What to do.
Give the records back in full, exactly as they read.
** begin Records shown **
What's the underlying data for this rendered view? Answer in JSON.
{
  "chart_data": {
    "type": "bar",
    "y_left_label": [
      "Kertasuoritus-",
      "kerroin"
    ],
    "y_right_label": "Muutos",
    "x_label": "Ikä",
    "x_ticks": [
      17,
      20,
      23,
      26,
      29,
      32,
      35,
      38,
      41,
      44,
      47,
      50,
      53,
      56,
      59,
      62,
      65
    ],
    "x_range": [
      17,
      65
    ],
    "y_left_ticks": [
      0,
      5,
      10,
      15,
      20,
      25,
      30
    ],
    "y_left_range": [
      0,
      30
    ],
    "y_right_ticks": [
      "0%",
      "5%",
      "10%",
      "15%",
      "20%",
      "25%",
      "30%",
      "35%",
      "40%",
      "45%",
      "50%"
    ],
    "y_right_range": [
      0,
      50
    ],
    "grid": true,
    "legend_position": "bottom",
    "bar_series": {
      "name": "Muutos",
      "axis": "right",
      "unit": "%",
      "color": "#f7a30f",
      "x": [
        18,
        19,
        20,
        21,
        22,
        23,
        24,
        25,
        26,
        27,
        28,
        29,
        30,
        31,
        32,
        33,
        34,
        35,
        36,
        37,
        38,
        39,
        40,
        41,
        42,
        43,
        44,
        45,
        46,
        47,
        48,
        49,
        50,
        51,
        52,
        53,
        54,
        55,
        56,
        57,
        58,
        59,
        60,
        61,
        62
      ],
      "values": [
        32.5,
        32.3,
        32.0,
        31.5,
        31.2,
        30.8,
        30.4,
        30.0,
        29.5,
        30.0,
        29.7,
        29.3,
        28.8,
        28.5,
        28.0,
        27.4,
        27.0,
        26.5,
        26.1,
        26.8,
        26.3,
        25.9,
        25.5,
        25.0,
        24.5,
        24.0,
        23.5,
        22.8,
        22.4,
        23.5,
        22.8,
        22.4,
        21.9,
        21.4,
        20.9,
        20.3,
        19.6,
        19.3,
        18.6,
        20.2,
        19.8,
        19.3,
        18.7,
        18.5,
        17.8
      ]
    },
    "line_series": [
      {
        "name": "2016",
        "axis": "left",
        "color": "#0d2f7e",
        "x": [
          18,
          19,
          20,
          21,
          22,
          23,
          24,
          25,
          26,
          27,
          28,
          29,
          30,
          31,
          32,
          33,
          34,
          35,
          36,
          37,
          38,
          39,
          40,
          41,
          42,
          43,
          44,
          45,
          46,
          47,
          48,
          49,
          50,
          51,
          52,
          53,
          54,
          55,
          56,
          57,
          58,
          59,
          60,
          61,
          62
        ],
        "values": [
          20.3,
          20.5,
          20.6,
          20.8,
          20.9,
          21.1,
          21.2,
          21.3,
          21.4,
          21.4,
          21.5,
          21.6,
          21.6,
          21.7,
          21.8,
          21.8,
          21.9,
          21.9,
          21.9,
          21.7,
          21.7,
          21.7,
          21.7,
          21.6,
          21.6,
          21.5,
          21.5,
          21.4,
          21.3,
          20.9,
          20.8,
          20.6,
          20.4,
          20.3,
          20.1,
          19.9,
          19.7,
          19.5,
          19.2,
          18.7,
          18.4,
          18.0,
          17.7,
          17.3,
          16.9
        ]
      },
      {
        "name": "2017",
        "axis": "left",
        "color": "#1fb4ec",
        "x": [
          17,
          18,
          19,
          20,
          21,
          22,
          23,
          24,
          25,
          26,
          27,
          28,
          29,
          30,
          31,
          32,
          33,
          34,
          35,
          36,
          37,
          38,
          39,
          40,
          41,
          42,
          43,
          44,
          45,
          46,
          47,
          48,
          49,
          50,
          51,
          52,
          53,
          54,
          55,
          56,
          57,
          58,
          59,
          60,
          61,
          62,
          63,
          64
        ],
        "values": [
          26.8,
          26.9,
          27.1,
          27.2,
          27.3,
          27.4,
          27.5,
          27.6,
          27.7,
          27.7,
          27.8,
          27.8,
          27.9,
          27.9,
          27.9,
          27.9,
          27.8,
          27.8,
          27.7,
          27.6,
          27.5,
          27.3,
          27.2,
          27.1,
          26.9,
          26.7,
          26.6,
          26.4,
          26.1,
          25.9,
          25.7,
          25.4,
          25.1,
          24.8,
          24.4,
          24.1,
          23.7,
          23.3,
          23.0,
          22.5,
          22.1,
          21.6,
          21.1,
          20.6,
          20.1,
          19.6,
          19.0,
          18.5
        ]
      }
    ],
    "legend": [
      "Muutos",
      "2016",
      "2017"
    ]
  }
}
** end Records shown **
Final result.
What's the underlying data for this rendered view? Answer in JSON.
{
  "chart_data": {
    "type": "bar",
    "y_left_label": [
      "Kertasuoritus-",
      "kerroin"
    ],
    "y_right_label": "Muutos",
    "x_label": "Ikä",
    "x_ticks": [
      17,
      20,
      23,
      26,
      29,
      32,
      35,
      38,
      41,
      44,
      47,
      50,
      53,
      56,
      59,
      62,
      65
    ],
    "x_range": [
      17,
      65
    ],
    "y_left_ticks": [
      0,
      5,
      10,
      15,
      20,
      25,
      30
    ],
    "y_left_range": [
      0,
      30
    ],
    "y_right_ticks": [
      "0%",
      "5%",
      "10%",
      "15%",
      "20%",
      "25%",
      "30%",
      "35%",
      "40%",
      "45%",
      "50%"
    ],
    "y_right_range": [
      0,
      50
    ],
    "grid": true,
    "legend_position": "bottom",
    "bar_series": {
      "name": "Muutos",
      "axis": "right",
      "unit": "%",
      "color": "#f7a30f",
      "x": [
        18,
        19,
        20,
        21,
        22,
        23,
        24,
        25,
        26,
        27,
        28,
        29,
        30,
        31,
        32,
        33,
        34,
        35,
        36,
        37,
        38,
        39,
        40,
        41,
        42,
        43,
        44,
        45,
        46,
        47,
        48,
        49,
        50,
        51,
        52,
        53,
        54,
        55,
        56,
        57,
        58,
        59,
        60,
        61,
        62
      ],
      "values": [
        32.5,
        32.3,
        32.0,
        31.5,
        31.2,
        30.8,
        30.4,
        30.0,
        29.5,
        30.0,
        29.7,
        29.3,
        28.8,
        28.5,
        28.0,
        27.4,
        27.0,
        26.5,
        26.1,
        26.8,
        26.3,
        25.9,
        25.5,
        25.0,
        24.5,
        24.0,
        23.5,
        22.8,
        22.4,
        23.5,
        22.8,
        22.4,
        21.9,
        21.4,
        20.9,
        20.3,
        19.6,
        19.3,
        18.6,
        20.2,
        19.8,
        19.3,
        18.7,
        18.5,
        17.8
      ]
    },
    "line_series": [
      {
        "name": "2016",
        "axis": "left",
        "color": "#0d2f7e",
        "x": [
          18,
          19,
          20,
          21,
          22,
          23,
          24,
          25,
          26,
          27,
          28,
          29,
          30,
          31,
          32,
          33,
          34,
          35,
          36,
          37,
          38,
          39,
          40,
          41,
          42,
          43,
          44,
          45,
          46,
          47,
          48,
          49,
          50,
          51,
          52,
          53,
          54,
          55,
          56,
          57,
          58,
          59,
          60,
          61,
          62
        ],
        "values": [
          20.3,
          20.5,
          20.6,
          20.8,
          20.9,
          21.1,
          21.2,
          21.3,
          21.4,
          21.4,
          21.5,
          21.6,
          21.6,
          21.7,
          21.8,
          21.8,
          21.9,
          21.9,
          21.9,
          21.7,
          21.7,
          21.7,
          21.7,
          21.6,
          21.6,
          21.5,
          21.5,
          21.4,
          21.3,
          20.9,
          20.8,
          20.6,
          20.4,
          20.3,
          20.1,
          19.9,
          19.7,
          19.5,
          19.2,
          18.7,
          18.4,
          18.0,
          17.7,
          17.3,
          16.9
        ]
      },
      {
        "name": "2017",
        "axis": "left",
        "color": "#1fb4ec",
        "x": [
          17,
          18,
          19,
          20,
          21,
          22,
          23,
          24,
          25,
          26,
          27,
          28,
          29,
          30,
          31,
          32,
          33,
          34,
          35,
          36,
          37,
          38,
          39,
          40,
          41,
          42,
          43,
          44,
          45,
          46,
          47,
          48,
          49,
          50,
          51,
          52,
          53,
          54,
          55,
          56,
          57,
          58,
          59,
          60,
          61,
          62,
          63,
          64
        ],
        "values": [
          26.8,
          26.9,
          27.1,
          27.2,
          27.3,
          27.4,
          27.5,
          27.6,
          27.7,
          27.7,
          27.8,
          27.8,
          27.9,
          27.9,
          27.9,
          27.9,
          27.8,
          27.8,
          27.7,
          27.6,
          27.5,
          27.3,
          27.2,
          27.1,
          26.9,
          26.7,
          26.6,
          26.4,
          26.1,
          25.9,
          25.7,
          25.4,
          25.1,
          24.8,
          24.4,
          24.1,
          23.7,
          23.3,
          23.0,
          22.5,
          22.1,
          21.6,
          21.1,
          20.6,
          20.1,
          19.6,
          19.0,
          18.5
        ]
      }
    ],
    "legend": [
      "Muutos",
      "2016",
      "2017"
    ]
  }
}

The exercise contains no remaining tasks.